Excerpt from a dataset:
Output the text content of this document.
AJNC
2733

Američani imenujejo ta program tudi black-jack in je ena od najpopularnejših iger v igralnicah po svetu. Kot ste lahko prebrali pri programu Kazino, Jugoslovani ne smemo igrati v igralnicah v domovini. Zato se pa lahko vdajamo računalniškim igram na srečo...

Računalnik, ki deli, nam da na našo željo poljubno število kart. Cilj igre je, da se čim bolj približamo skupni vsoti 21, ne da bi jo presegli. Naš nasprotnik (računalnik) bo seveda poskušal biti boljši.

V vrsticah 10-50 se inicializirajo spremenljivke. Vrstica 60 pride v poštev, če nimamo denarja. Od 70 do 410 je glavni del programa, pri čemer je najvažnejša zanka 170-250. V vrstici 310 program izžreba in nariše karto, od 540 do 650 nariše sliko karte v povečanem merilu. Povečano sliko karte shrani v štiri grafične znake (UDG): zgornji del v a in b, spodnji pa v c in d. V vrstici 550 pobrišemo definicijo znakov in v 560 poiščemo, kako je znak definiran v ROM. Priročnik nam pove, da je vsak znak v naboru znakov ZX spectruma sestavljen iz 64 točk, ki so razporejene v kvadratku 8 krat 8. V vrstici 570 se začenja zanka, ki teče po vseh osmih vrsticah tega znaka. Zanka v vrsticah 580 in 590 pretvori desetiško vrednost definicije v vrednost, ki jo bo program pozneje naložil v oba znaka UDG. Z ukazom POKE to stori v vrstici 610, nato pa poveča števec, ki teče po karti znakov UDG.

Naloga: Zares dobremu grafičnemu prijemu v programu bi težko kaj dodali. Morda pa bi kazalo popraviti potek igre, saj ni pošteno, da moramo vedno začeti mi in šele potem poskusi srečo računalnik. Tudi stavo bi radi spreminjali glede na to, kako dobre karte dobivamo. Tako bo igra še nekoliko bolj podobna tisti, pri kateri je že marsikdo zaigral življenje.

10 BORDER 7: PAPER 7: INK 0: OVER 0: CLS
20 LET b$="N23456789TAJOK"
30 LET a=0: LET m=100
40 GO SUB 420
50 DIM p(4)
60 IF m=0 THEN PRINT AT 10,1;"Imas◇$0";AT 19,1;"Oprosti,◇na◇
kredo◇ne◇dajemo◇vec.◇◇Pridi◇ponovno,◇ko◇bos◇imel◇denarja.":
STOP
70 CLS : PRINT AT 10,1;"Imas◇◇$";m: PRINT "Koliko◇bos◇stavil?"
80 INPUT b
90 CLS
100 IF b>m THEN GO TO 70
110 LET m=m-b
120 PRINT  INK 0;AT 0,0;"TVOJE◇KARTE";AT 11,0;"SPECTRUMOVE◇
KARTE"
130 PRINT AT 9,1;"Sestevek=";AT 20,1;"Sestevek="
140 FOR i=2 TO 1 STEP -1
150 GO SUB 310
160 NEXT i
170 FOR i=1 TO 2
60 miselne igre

▶ _The problem_: Of all the lines in the data above, state how many include "programu". Say only the number.

▶ _Expected answer_: 2